(INSTRUCTION) Quote, without change, all of the lines that follow.

------ THE RECORDS

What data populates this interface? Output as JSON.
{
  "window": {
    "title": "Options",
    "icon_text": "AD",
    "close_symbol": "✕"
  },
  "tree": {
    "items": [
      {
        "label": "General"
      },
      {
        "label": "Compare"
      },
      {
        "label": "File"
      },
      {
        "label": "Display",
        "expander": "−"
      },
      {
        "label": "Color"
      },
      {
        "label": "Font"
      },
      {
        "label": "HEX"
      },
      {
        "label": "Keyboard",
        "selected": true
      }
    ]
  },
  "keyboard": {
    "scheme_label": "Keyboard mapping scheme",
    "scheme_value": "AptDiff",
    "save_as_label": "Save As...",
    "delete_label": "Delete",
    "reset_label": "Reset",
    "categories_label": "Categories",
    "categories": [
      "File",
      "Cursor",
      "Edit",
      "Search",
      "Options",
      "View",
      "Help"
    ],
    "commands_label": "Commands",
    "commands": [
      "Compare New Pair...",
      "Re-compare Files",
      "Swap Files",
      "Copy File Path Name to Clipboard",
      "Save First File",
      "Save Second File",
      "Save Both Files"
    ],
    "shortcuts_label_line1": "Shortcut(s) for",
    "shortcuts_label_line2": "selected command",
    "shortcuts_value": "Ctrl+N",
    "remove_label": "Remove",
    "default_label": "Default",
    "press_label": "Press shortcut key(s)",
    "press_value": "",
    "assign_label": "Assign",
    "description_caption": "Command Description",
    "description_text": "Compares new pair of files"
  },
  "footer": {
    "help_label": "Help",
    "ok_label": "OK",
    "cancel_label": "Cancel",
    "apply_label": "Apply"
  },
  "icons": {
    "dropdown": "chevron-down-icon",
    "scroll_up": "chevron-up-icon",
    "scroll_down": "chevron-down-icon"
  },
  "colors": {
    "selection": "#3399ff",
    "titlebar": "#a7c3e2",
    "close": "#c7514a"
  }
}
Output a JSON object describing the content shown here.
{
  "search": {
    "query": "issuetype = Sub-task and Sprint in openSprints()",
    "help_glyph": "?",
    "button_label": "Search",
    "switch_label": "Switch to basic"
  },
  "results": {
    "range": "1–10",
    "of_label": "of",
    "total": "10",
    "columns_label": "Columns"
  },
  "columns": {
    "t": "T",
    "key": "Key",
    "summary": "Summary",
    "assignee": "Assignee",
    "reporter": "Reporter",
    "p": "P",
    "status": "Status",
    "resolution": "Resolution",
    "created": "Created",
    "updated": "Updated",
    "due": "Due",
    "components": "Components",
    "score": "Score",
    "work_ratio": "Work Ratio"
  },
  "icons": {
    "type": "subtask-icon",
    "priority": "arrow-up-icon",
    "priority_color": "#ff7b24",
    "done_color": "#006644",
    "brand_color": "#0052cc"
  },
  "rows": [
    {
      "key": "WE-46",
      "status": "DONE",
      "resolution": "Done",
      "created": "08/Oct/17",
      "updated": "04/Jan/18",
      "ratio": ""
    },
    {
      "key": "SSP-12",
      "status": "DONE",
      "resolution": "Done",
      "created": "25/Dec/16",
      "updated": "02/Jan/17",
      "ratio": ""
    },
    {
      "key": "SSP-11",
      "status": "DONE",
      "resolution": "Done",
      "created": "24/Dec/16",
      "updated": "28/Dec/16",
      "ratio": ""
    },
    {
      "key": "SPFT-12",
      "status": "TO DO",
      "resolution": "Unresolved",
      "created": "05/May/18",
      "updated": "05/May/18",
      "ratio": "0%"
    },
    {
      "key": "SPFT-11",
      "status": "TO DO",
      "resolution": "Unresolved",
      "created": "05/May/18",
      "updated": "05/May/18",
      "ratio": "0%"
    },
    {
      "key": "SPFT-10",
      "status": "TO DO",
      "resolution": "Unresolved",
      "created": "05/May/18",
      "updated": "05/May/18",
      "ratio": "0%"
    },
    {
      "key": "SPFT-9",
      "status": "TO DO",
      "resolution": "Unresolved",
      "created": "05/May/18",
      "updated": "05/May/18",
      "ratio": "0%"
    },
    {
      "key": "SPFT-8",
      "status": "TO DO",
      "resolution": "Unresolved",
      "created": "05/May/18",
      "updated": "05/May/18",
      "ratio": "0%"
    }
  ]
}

------------

(EXERCISE RESULT)
What data populates this interface? Output as JSON.
{
  "window": {
    "title": "Options",
    "icon_text": "AD",
    "close_symbol": "✕"
  },
  "tree": {
    "items": [
      {
        "label": "General"
      },
      {
        "label": "Compare"
      },
      {
        "label": "File"
      },
      {
        "label": "Display",
        "expander": "−"
      },
      {
        "label": "Color"
      },
      {
        "label": "Font"
      },
      {
        "label": "HEX"
      },
      {
        "label": "Keyboard",
        "selected": true
      }
    ]
  },
  "keyboard": {
    "scheme_label": "Keyboard mapping scheme",
    "scheme_value": "AptDiff",
    "save_as_label": "Save As...",
    "delete_label": "Delete",
    "reset_label": "Reset",
    "categories_label": "Categories",
    "categories": [
      "File",
      "Cursor",
      "Edit",
      "Search",
      "Options",
      "View",
      "Help"
    ],
    "commands_label": "Commands",
    "commands": [
      "Compare New Pair...",
      "Re-compare Files",
      "Swap Files",
      "Copy File Path Name to Clipboard",
      "Save First File",
      "Save Second File",
      "Save Both Files"
    ],
    "shortcuts_label_line1": "Shortcut(s) for",
    "shortcuts_label_line2": "selected command",
    "shortcuts_value": "Ctrl+N",
    "remove_label": "Remove",
    "default_label": "Default",
    "press_label": "Press shortcut key(s)",
    "press_value": "",
    "assign_label": "Assign",
    "description_caption": "Command Description",
    "description_text": "Compares new pair of files"
  },
  "footer": {
    "help_label": "Help",
    "ok_label": "OK",
    "cancel_label": "Cancel",
    "apply_label": "Apply"
  },
  "icons": {
    "dropdown": "chevron-down-icon",
    "scroll_up": "chevron-up-icon",
    "scroll_down": "chevron-down-icon"
  },
  "colors": {
    "selection": "#3399ff",
    "titlebar": "#a7c3e2",
    "close": "#c7514a"
  }
}
Output a JSON object describing the content shown here.
{
  "search": {
    "query": "issuetype = Sub-task and Sprint in openSprints()",
    "help_glyph": "?",
    "button_label": "Search",
    "switch_label": "Switch to basic"
  },
  "results": {
    "range": "1–10",
    "of_label": "of",
    "total": "10",
    "columns_label": "Columns"
  },
  "columns": {
    "t": "T",
    "key": "Key",
    "summary": "Summary",
    "assignee": "Assignee",
    "reporter": "Reporter",
    "p": "P",
    "status": "Status",
    "resolution": "Resolution",
    "created": "Created",
    "updated": "Updated",
    "due": "Due",
    "components": "Components",
    "score": "Score",
    "work_ratio": "Work Ratio"
  },
  "icons": {
    "type": "subtask-icon",
    "priority": "arrow-up-icon",
    "priority_color": "#ff7b24",
    "done_color": "#006644",
    "brand_color": "#0052cc"
  },
  "rows": [
    {
      "key": "WE-46",
      "status": "DONE",
      "resolution": "Done",
      "created": "08/Oct/17",
      "updated": "04/Jan/18",
      "ratio": ""
    },
    {
      "key": "SSP-12",
      "status": "DONE",
      "resolution": "Done",
      "created": "25/Dec/16",
      "updated": "02/Jan/17",
      "ratio": ""
    },
    {
      "key": "SSP-11",
      "status": "DONE",
      "resolution": "Done",
      "created": "24/Dec/16",
      "updated": "28/Dec/16",
      "ratio": ""
    },
    {
      "key": "SPFT-12",
      "status": "TO DO",
      "resolution": "Unresolved",
      "created": "05/May/18",
      "updated": "05/May/18",
      "ratio": "0%"
    },
    {
      "key": "SPFT-11",
      "status": "TO DO",
      "resolution": "Unresolved",
      "created": "05/May/18",
      "updated": "05/May/18",
      "ratio": "0%"
    },
    {
      "key": "SPFT-10",
      "status": "TO DO",
      "resolution": "Unresolved",
      "created": "05/May/18",
      "updated": "05/May/18",
      "ratio": "0%"
    },
    {
      "key": "SPFT-9",
      "status": "TO DO",
      "resolution": "Unresolved",
      "created": "05/May/18",
      "updated": "05/May/18",
      "ratio": "0%"
    },
    {
      "key": "SPFT-8",
      "status": "TO DO",
      "resolution": "Unresolved",
      "created": "05/May/18",
      "updated": "05/May/18",
      "ratio": "0%"
    }
  ]
}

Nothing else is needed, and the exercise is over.